--- begin Input data ---

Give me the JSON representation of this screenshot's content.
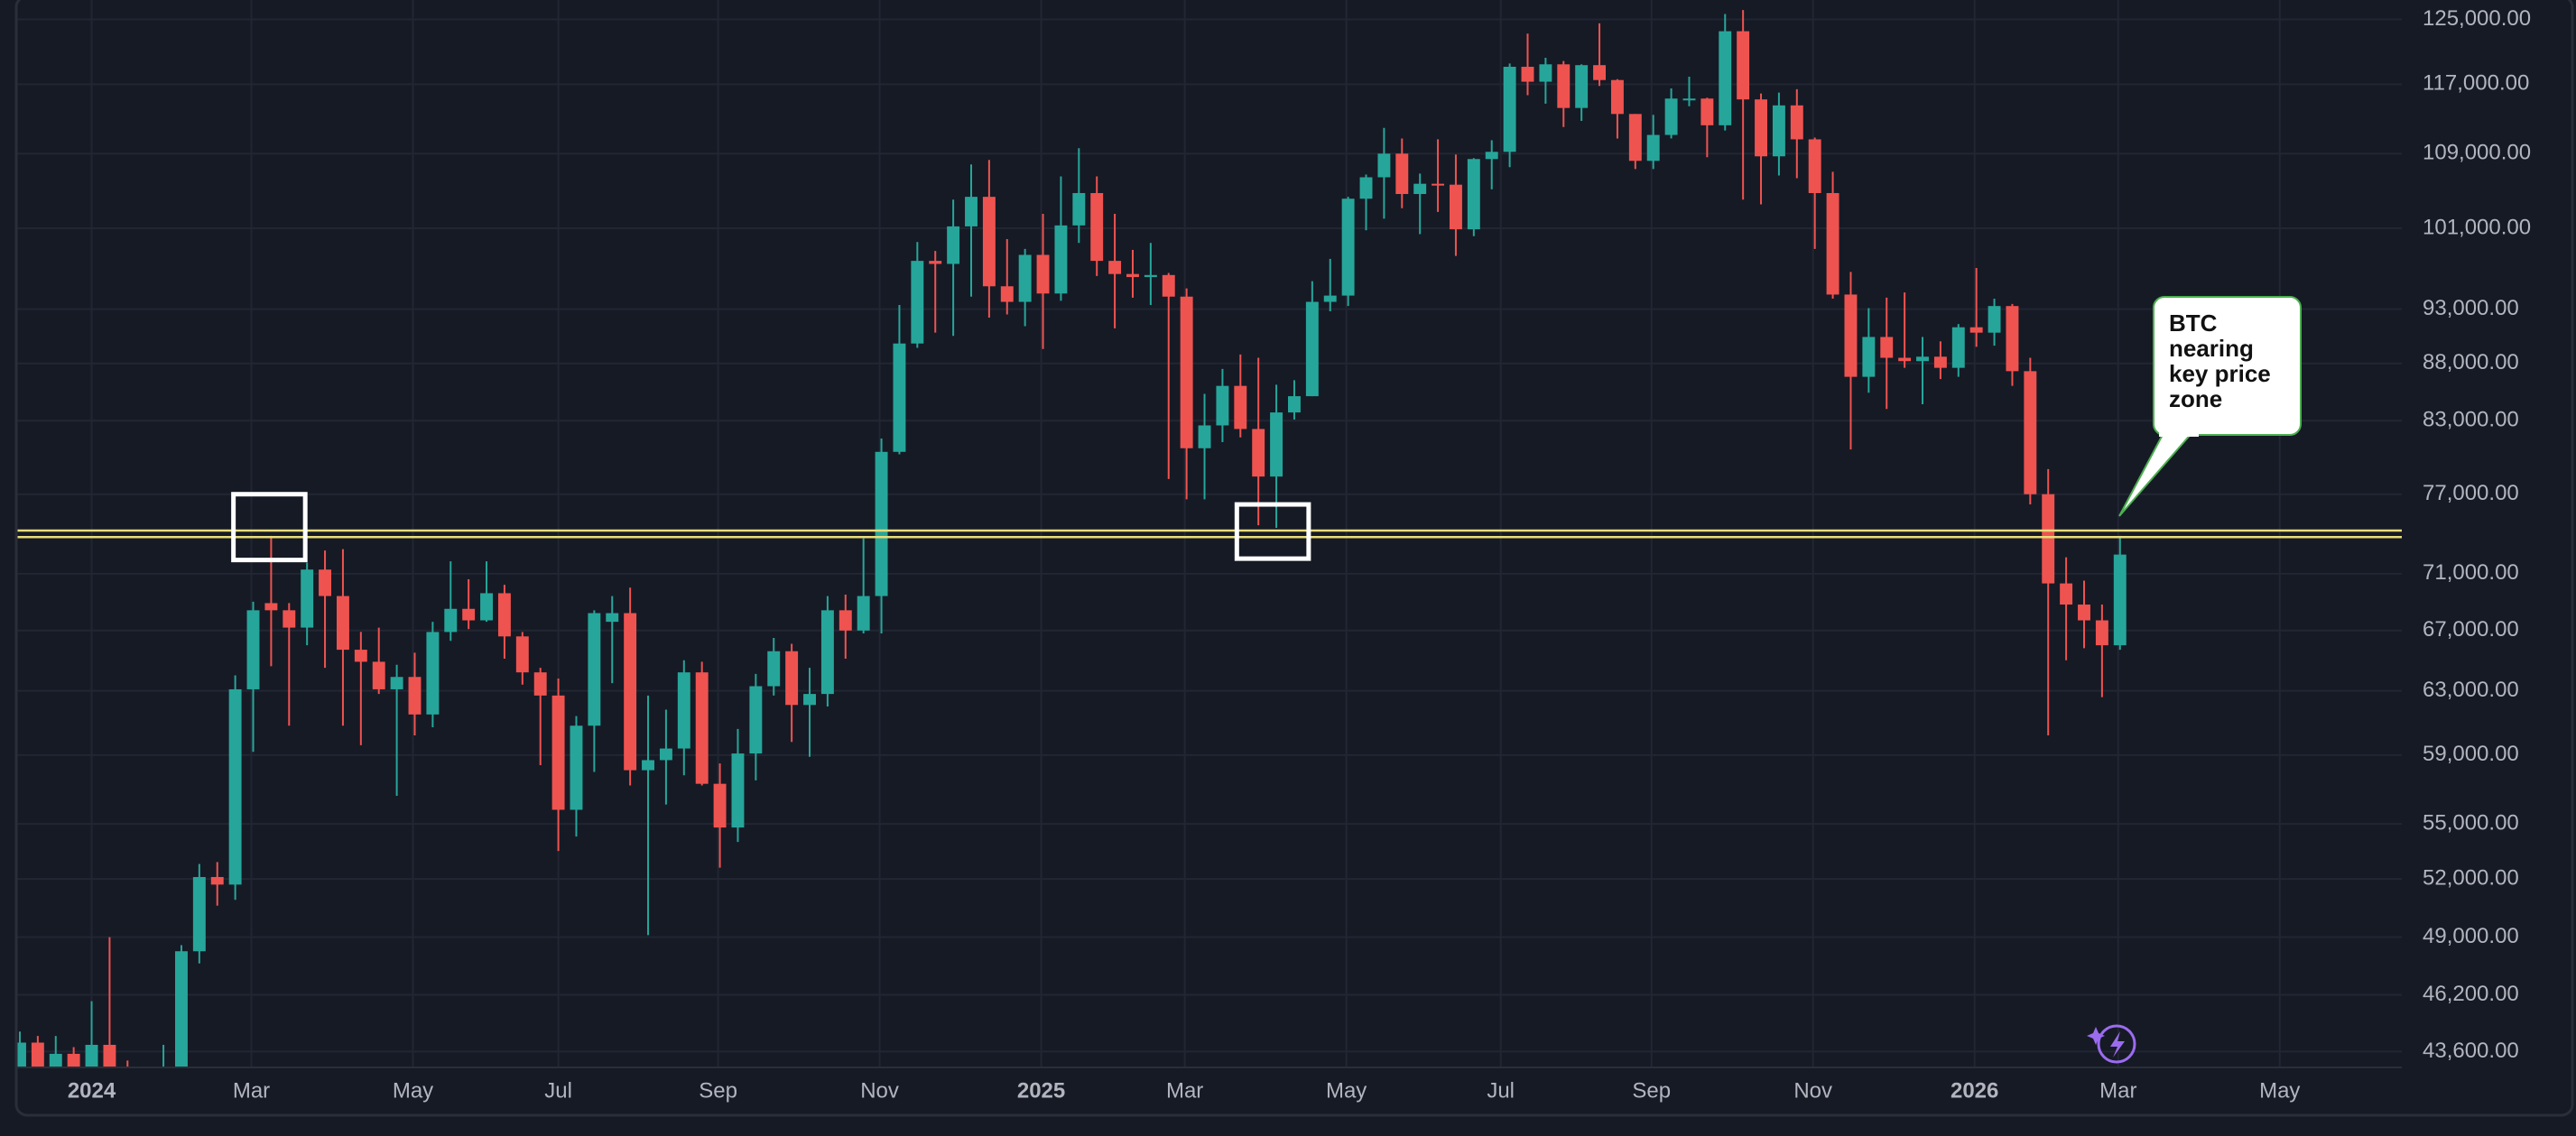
{
  "chart_data": {
    "type": "candlestick",
    "annotation": "BTC nearing key price zone",
    "up_color": "#26a69a",
    "down_color": "#ef5350",
    "log_scale": true,
    "grid": true,
    "xlim": [
      -0.2,
      132.7
    ],
    "ylim": [
      42900,
      127500
    ],
    "yticks": [
      {
        "value": 125000,
        "label": "125,000.00"
      },
      {
        "value": 117000,
        "label": "117,000.00"
      },
      {
        "value": 109000,
        "label": "109,000.00"
      },
      {
        "value": 101000,
        "label": "101,000.00"
      },
      {
        "value": 93000,
        "label": "93,000.00"
      },
      {
        "value": 88000,
        "label": "88,000.00"
      },
      {
        "value": 83000,
        "label": "83,000.00"
      },
      {
        "value": 77000,
        "label": "77,000.00"
      },
      {
        "value": 71000,
        "label": "71,000.00"
      },
      {
        "value": 67000,
        "label": "67,000.00"
      },
      {
        "value": 63000,
        "label": "63,000.00"
      },
      {
        "value": 59000,
        "label": "59,000.00"
      },
      {
        "value": 55000,
        "label": "55,000.00"
      },
      {
        "value": 52000,
        "label": "52,000.00"
      },
      {
        "value": 49000,
        "label": "49,000.00"
      },
      {
        "value": 46200,
        "label": "46,200.00"
      },
      {
        "value": 43600,
        "label": "43,600.00"
      }
    ],
    "xticks": [
      {
        "value": 4.0,
        "label": "2024"
      },
      {
        "value": 12.9,
        "label": "Mar"
      },
      {
        "value": 21.9,
        "label": "May"
      },
      {
        "value": 30.0,
        "label": "Jul"
      },
      {
        "value": 38.9,
        "label": "Sep"
      },
      {
        "value": 47.9,
        "label": "Nov"
      },
      {
        "value": 56.9,
        "label": "2025"
      },
      {
        "value": 64.9,
        "label": "Mar"
      },
      {
        "value": 73.9,
        "label": "May"
      },
      {
        "value": 82.5,
        "label": "Jul"
      },
      {
        "value": 90.9,
        "label": "Sep"
      },
      {
        "value": 99.9,
        "label": "Nov"
      },
      {
        "value": 108.9,
        "label": "2026"
      },
      {
        "value": 116.9,
        "label": "Mar"
      },
      {
        "value": 125.9,
        "label": "May"
      }
    ],
    "levels": {
      "values": [
        74200,
        73700
      ],
      "color": "#e8dc78"
    },
    "boxes": {
      "color": "#ffffff",
      "items": [
        {
          "x": [
            11.9,
            15.9
          ],
          "y": [
            72000,
            77000
          ]
        },
        {
          "x": [
            67.8,
            71.8
          ],
          "y": [
            72100,
            76200
          ]
        }
      ]
    },
    "open": [
      39900,
      44000,
      41400,
      43500,
      42300,
      43900,
      41700,
      41600,
      42000,
      42600,
      48300,
      52100,
      51700,
      63100,
      68900,
      68400,
      67200,
      71300,
      69400,
      65700,
      64900,
      63100,
      63900,
      61500,
      66900,
      68500,
      67700,
      69600,
      66600,
      64200,
      62700,
      55800,
      60800,
      67600,
      68200,
      58100,
      58700,
      59400,
      64200,
      57300,
      54800,
      59100,
      63300,
      65600,
      62100,
      62800,
      68400,
      67000,
      69400,
      80400,
      89800,
      97700,
      97400,
      101200,
      104300,
      95200,
      93700,
      98300,
      94500,
      101300,
      104700,
      97700,
      96400,
      96100,
      96300,
      94200,
      80700,
      82600,
      86000,
      82300,
      78400,
      83700,
      85100,
      93700,
      94300,
      104100,
      106400,
      109000,
      104600,
      105700,
      105600,
      100900,
      108400,
      109200,
      119100,
      117300,
      119400,
      114200,
      119300,
      117500,
      113500,
      108200,
      111100,
      115200,
      115300,
      112200,
      123500,
      115200,
      108700,
      114500,
      110600,
      104700,
      94400,
      86800,
      90400,
      88500,
      88200,
      88600,
      87600,
      91300,
      90800,
      93300,
      87300,
      77000,
      70300,
      68800,
      67700,
      66000
    ],
    "high": [
      44500,
      44300,
      44300,
      43800,
      45900,
      49000,
      43200,
      42800,
      43900,
      48600,
      52800,
      52900,
      64000,
      69000,
      73800,
      68900,
      71800,
      72700,
      72800,
      66900,
      67200,
      64700,
      65500,
      67600,
      71900,
      70600,
      71900,
      70200,
      66900,
      64500,
      63800,
      61400,
      68400,
      69400,
      70000,
      62700,
      61800,
      65000,
      64900,
      58500,
      60600,
      64100,
      66500,
      66100,
      64500,
      69400,
      69500,
      73600,
      81500,
      93400,
      99600,
      98700,
      104000,
      107800,
      108300,
      99900,
      98900,
      102500,
      106500,
      109600,
      106500,
      102500,
      98800,
      99500,
      96500,
      95000,
      85300,
      87500,
      88800,
      88500,
      86100,
      86500,
      95700,
      97900,
      104300,
      106700,
      111900,
      110700,
      106800,
      110600,
      108900,
      108500,
      110500,
      119500,
      123200,
      120200,
      119800,
      119400,
      124500,
      117600,
      113500,
      113400,
      116500,
      117900,
      115400,
      125700,
      126200,
      115900,
      116000,
      116400,
      110800,
      107000,
      96600,
      93100,
      94100,
      94600,
      90400,
      90000,
      91600,
      97000,
      94000,
      93500,
      88500,
      79000,
      72200,
      70500,
      68800,
      73800
    ],
    "low": [
      39300,
      40500,
      40500,
      41300,
      40800,
      41500,
      40300,
      38500,
      41800,
      42300,
      47700,
      50600,
      50900,
      59200,
      64600,
      60800,
      66000,
      64500,
      60800,
      59600,
      62800,
      56600,
      60200,
      60700,
      66300,
      67100,
      67600,
      65100,
      63400,
      58400,
      53500,
      54300,
      58000,
      63500,
      57200,
      49100,
      56100,
      57800,
      57200,
      52600,
      54000,
      57500,
      62700,
      59800,
      58900,
      62000,
      65100,
      66800,
      66800,
      80200,
      89400,
      90800,
      90500,
      94200,
      92200,
      92500,
      91400,
      89300,
      93800,
      99500,
      96200,
      91200,
      94100,
      93400,
      78200,
      76600,
      76600,
      81200,
      81600,
      74600,
      74400,
      83100,
      85100,
      92800,
      93300,
      100800,
      102000,
      103100,
      100400,
      102700,
      98200,
      100200,
      105100,
      107500,
      115700,
      114700,
      112000,
      112700,
      116800,
      110700,
      107300,
      107300,
      110700,
      114400,
      108600,
      111600,
      104000,
      103500,
      106600,
      106300,
      98900,
      94000,
      80600,
      85400,
      84000,
      87600,
      84400,
      86600,
      86800,
      89500,
      89600,
      86000,
      76200,
      60200,
      65000,
      65800,
      62600,
      65700
    ],
    "close": [
      44000,
      41400,
      43500,
      42300,
      43900,
      41700,
      41600,
      42000,
      42600,
      48300,
      52100,
      51700,
      63100,
      68400,
      68400,
      67200,
      71300,
      69400,
      65700,
      64900,
      63100,
      63900,
      61500,
      66900,
      68500,
      67700,
      69600,
      66600,
      64200,
      62700,
      55800,
      60800,
      68200,
      68200,
      58100,
      58700,
      59400,
      64200,
      57300,
      54800,
      59100,
      63300,
      65600,
      62100,
      62800,
      68400,
      67000,
      69400,
      80400,
      89800,
      97700,
      97400,
      101200,
      104300,
      95200,
      93700,
      98300,
      94500,
      101300,
      104700,
      97700,
      96400,
      96100,
      96300,
      94200,
      80700,
      82600,
      86000,
      82300,
      78400,
      83700,
      85100,
      93700,
      94300,
      104100,
      106400,
      109000,
      104600,
      105700,
      105600,
      100900,
      108400,
      109200,
      119100,
      117300,
      119400,
      114200,
      119300,
      117500,
      113500,
      108200,
      111100,
      115300,
      115300,
      112200,
      123500,
      115200,
      108700,
      114500,
      110600,
      104700,
      94400,
      86800,
      90400,
      88500,
      88200,
      88600,
      87600,
      91300,
      90800,
      93300,
      87300,
      77000,
      70300,
      68800,
      67700,
      66000,
      72400
    ]
  }
}
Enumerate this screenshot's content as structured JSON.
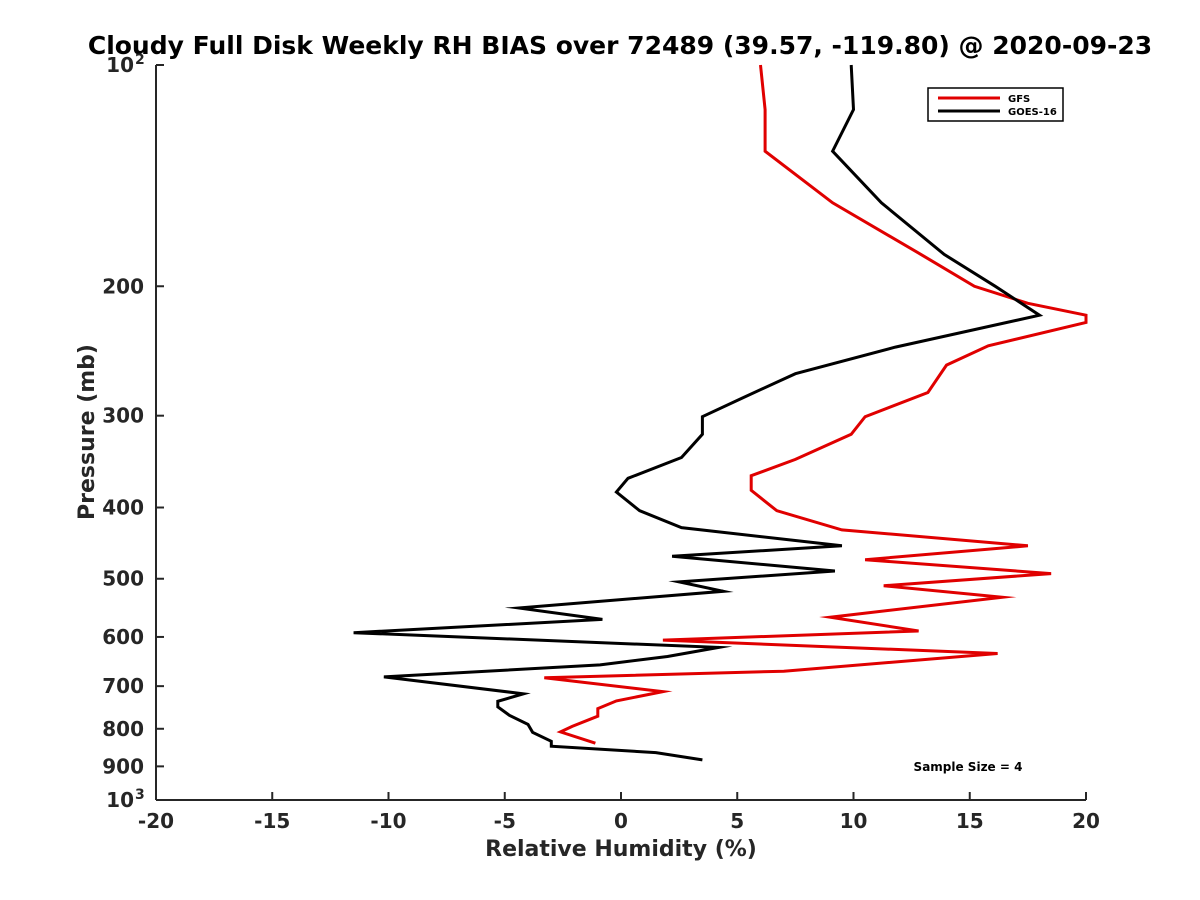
{
  "chart_data": {
    "type": "line",
    "title": "Cloudy Full Disk Weekly RH BIAS over 72489 (39.57, -119.80) @ 2020-09-23",
    "xlabel": "Relative Humidity (%)",
    "ylabel": "Pressure (mb)",
    "xlim": [
      -20,
      20
    ],
    "ylim": [
      100,
      1000
    ],
    "y_scale": "log",
    "y_reversed": true,
    "grid": false,
    "legend_position": "top-right",
    "x_ticks": [
      "-20",
      "-15",
      "-10",
      "-5",
      "0",
      "5",
      "10",
      "15",
      "20"
    ],
    "x_tick_values": [
      -20,
      -15,
      -10,
      -5,
      0,
      5,
      10,
      15,
      20
    ],
    "y_ticks": [
      {
        "value": 100,
        "label": "10",
        "sup": "2"
      },
      {
        "value": 200,
        "label": "200",
        "sup": ""
      },
      {
        "value": 300,
        "label": "300",
        "sup": ""
      },
      {
        "value": 400,
        "label": "400",
        "sup": ""
      },
      {
        "value": 500,
        "label": "500",
        "sup": ""
      },
      {
        "value": 600,
        "label": "600",
        "sup": ""
      },
      {
        "value": 700,
        "label": "700",
        "sup": ""
      },
      {
        "value": 800,
        "label": "800",
        "sup": ""
      },
      {
        "value": 900,
        "label": "900",
        "sup": ""
      },
      {
        "value": 1000,
        "label": "10",
        "sup": "3"
      }
    ],
    "annotation": "Sample Size = 4",
    "series": [
      {
        "name": "GFS",
        "color": "#e00000",
        "points": [
          [
            6.0,
            100
          ],
          [
            6.2,
            115
          ],
          [
            6.2,
            131
          ],
          [
            9.1,
            154
          ],
          [
            12.9,
            181
          ],
          [
            15.2,
            200
          ],
          [
            17.5,
            211
          ],
          [
            20.0,
            219
          ],
          [
            20.0,
            224
          ],
          [
            15.8,
            241
          ],
          [
            14.0,
            256
          ],
          [
            13.2,
            279
          ],
          [
            10.5,
            301
          ],
          [
            9.9,
            318
          ],
          [
            7.5,
            344
          ],
          [
            5.6,
            362
          ],
          [
            5.6,
            379
          ],
          [
            6.7,
            404
          ],
          [
            9.5,
            429
          ],
          [
            17.5,
            451
          ],
          [
            10.5,
            471
          ],
          [
            18.5,
            492
          ],
          [
            11.3,
            511
          ],
          [
            16.4,
            530
          ],
          [
            9.0,
            564
          ],
          [
            12.8,
            589
          ],
          [
            1.8,
            606
          ],
          [
            16.2,
            632
          ],
          [
            7.0,
            668
          ],
          [
            -3.3,
            682
          ],
          [
            1.8,
            712
          ],
          [
            -0.2,
            733
          ],
          [
            -1.0,
            751
          ],
          [
            -1.0,
            769
          ],
          [
            -2.1,
            794
          ],
          [
            -2.6,
            808
          ],
          [
            -1.1,
            837
          ]
        ]
      },
      {
        "name": "GOES-16",
        "color": "#000000",
        "points": [
          [
            9.9,
            100
          ],
          [
            10.0,
            115
          ],
          [
            9.1,
            131
          ],
          [
            11.2,
            154
          ],
          [
            13.9,
            181
          ],
          [
            16.1,
            200
          ],
          [
            18.0,
            219
          ],
          [
            11.8,
            242
          ],
          [
            7.5,
            263
          ],
          [
            5.2,
            284
          ],
          [
            3.5,
            301
          ],
          [
            3.5,
            318
          ],
          [
            2.6,
            342
          ],
          [
            0.3,
            365
          ],
          [
            -0.2,
            381
          ],
          [
            0.8,
            404
          ],
          [
            2.6,
            426
          ],
          [
            9.5,
            451
          ],
          [
            2.2,
            466
          ],
          [
            9.2,
            488
          ],
          [
            2.5,
            505
          ],
          [
            4.4,
            520
          ],
          [
            -4.4,
            548
          ],
          [
            -0.8,
            568
          ],
          [
            -11.5,
            592
          ],
          [
            4.2,
            620
          ],
          [
            2.0,
            638
          ],
          [
            -0.9,
            655
          ],
          [
            -10.2,
            680
          ],
          [
            -4.2,
            717
          ],
          [
            -5.3,
            734
          ],
          [
            -5.3,
            747
          ],
          [
            -4.8,
            767
          ],
          [
            -4.0,
            789
          ],
          [
            -3.8,
            809
          ],
          [
            -3.0,
            832
          ],
          [
            -3.0,
            845
          ],
          [
            1.5,
            862
          ],
          [
            3.5,
            882
          ]
        ]
      }
    ]
  }
}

--- end Input data ---

## Task to carry out
Find each line in the records holding the string "annotation" and show it.

## Output for this task
    "annotation": "BTC nearing key price zone",
    "annotation": "Sample Size = 4",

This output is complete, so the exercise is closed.